REQUIRED WORK =
Write only the number of lines in the records beneath that hold "based".

LISTING =
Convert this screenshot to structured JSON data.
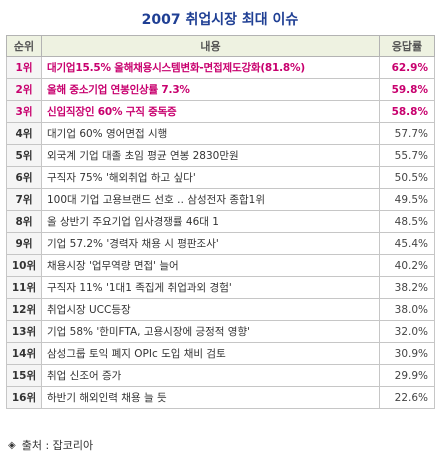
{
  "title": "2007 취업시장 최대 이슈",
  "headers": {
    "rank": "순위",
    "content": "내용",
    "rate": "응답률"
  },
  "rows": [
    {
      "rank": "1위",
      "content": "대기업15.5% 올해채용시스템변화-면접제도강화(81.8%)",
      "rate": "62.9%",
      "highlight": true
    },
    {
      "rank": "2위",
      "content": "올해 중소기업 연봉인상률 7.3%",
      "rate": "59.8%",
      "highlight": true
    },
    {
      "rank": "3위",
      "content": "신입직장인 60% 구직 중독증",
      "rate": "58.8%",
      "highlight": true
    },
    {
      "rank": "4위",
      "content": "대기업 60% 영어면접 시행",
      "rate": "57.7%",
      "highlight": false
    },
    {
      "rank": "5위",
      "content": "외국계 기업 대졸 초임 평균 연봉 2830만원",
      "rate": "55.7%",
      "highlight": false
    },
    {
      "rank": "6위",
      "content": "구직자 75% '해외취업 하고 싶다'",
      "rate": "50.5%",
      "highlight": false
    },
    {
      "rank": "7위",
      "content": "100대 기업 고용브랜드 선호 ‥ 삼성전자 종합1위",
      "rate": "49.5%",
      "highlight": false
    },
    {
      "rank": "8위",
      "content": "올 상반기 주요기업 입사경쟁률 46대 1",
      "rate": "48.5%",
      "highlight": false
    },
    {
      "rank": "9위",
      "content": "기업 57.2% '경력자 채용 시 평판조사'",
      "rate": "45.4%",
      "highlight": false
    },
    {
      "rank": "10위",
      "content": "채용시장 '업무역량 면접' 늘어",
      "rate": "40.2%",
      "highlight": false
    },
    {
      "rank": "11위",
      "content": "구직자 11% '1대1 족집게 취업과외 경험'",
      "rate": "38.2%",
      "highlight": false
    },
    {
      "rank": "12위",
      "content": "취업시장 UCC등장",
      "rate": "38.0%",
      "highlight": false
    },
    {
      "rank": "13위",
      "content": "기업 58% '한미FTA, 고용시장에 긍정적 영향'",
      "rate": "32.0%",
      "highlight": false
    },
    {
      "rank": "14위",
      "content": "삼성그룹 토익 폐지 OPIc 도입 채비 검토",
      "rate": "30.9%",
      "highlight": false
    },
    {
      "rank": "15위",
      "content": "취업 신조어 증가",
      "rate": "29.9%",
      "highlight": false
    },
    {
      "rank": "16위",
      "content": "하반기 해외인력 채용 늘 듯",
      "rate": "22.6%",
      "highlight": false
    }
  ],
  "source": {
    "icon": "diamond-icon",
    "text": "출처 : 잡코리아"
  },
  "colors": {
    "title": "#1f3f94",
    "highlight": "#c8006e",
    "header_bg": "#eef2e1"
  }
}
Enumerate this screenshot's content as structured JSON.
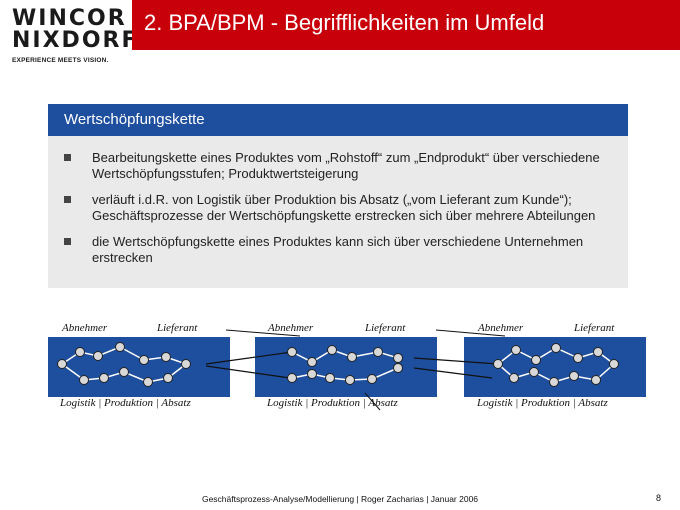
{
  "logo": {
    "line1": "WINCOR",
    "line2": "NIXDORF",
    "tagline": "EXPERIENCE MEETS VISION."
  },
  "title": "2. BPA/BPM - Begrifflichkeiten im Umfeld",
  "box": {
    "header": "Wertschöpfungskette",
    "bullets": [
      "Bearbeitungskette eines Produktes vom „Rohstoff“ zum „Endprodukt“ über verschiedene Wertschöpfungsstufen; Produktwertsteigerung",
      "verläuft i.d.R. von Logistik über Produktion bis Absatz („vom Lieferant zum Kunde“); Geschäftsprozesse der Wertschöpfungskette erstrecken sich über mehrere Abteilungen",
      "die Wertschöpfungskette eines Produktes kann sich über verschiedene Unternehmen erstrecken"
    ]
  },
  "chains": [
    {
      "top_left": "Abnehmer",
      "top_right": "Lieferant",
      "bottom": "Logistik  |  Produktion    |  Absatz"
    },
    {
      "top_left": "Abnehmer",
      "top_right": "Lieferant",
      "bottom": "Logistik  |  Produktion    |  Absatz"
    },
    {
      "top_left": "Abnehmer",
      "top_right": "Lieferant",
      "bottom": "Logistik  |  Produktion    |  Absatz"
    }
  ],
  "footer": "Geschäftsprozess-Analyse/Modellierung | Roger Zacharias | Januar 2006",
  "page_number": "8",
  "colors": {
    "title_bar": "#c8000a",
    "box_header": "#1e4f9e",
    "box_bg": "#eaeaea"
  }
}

* * *

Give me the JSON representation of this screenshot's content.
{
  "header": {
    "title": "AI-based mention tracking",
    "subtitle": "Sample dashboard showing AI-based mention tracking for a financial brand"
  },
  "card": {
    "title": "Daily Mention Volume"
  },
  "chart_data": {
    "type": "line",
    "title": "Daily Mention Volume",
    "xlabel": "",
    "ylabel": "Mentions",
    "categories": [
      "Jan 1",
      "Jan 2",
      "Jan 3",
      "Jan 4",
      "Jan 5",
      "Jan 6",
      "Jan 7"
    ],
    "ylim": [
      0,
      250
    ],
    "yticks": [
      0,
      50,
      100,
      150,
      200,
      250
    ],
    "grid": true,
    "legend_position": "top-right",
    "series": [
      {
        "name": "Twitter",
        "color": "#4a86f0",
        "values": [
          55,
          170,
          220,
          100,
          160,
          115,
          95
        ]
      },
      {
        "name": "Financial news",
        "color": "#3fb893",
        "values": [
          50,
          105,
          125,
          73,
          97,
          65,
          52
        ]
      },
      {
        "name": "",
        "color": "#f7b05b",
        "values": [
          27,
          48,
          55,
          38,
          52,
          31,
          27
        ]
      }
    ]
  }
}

CORRECT RESPONSE =
2